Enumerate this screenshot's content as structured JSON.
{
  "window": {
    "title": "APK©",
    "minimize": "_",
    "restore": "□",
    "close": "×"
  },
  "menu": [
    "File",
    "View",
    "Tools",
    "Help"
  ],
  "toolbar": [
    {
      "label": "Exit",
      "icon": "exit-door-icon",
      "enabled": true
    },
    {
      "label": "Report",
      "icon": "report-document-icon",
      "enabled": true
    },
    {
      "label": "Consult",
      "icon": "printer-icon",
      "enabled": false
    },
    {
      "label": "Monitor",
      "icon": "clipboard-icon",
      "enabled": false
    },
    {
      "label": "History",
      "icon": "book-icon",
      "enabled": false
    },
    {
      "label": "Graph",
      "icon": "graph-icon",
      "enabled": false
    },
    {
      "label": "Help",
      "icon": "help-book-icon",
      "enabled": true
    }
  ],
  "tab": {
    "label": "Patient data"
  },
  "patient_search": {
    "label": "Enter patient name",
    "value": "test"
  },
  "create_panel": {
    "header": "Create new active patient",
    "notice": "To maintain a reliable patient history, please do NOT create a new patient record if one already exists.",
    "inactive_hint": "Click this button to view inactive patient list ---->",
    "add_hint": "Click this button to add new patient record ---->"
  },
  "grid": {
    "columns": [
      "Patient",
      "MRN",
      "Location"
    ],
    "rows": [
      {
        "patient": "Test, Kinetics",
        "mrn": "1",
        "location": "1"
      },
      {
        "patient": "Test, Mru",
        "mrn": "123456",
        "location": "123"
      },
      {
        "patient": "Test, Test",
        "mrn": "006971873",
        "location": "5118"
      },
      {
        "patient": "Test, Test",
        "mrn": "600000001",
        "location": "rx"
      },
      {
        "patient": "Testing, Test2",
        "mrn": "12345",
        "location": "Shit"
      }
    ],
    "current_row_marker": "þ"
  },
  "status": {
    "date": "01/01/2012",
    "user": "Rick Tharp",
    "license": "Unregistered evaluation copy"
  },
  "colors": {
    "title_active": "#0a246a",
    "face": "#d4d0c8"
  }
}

» Problem to work on
Your task is to repeat every entry exactly.

» Full answer
Enumerate this screenshot's content as structured JSON.
{
  "window": {
    "title": "APK©",
    "minimize": "_",
    "restore": "□",
    "close": "×"
  },
  "menu": [
    "File",
    "View",
    "Tools",
    "Help"
  ],
  "toolbar": [
    {
      "label": "Exit",
      "icon": "exit-door-icon",
      "enabled": true
    },
    {
      "label": "Report",
      "icon": "report-document-icon",
      "enabled": true
    },
    {
      "label": "Consult",
      "icon": "printer-icon",
      "enabled": false
    },
    {
      "label": "Monitor",
      "icon": "clipboard-icon",
      "enabled": false
    },
    {
      "label": "History",
      "icon": "book-icon",
      "enabled": false
    },
    {
      "label": "Graph",
      "icon": "graph-icon",
      "enabled": false
    },
    {
      "label": "Help",
      "icon": "help-book-icon",
      "enabled": true
    }
  ],
  "tab": {
    "label": "Patient data"
  },
  "patient_search": {
    "label": "Enter patient name",
    "value": "test"
  },
  "create_panel": {
    "header": "Create new active patient",
    "notice": "To maintain a reliable patient history, please do NOT create a new patient record if one already exists.",
    "inactive_hint": "Click this button to view inactive patient list ---->",
    "add_hint": "Click this button to add new patient record ---->"
  },
  "grid": {
    "columns": [
      "Patient",
      "MRN",
      "Location"
    ],
    "rows": [
      {
        "patient": "Test, Kinetics",
        "mrn": "1",
        "location": "1"
      },
      {
        "patient": "Test, Mru",
        "mrn": "123456",
        "location": "123"
      },
      {
        "patient": "Test, Test",
        "mrn": "006971873",
        "location": "5118"
      },
      {
        "patient": "Test, Test",
        "mrn": "600000001",
        "location": "rx"
      },
      {
        "patient": "Testing, Test2",
        "mrn": "12345",
        "location": "Shit"
      }
    ],
    "current_row_marker": "þ"
  },
  "status": {
    "date": "01/01/2012",
    "user": "Rick Tharp",
    "license": "Unregistered evaluation copy"
  },
  "colors": {
    "title_active": "#0a246a",
    "face": "#d4d0c8"
  }
}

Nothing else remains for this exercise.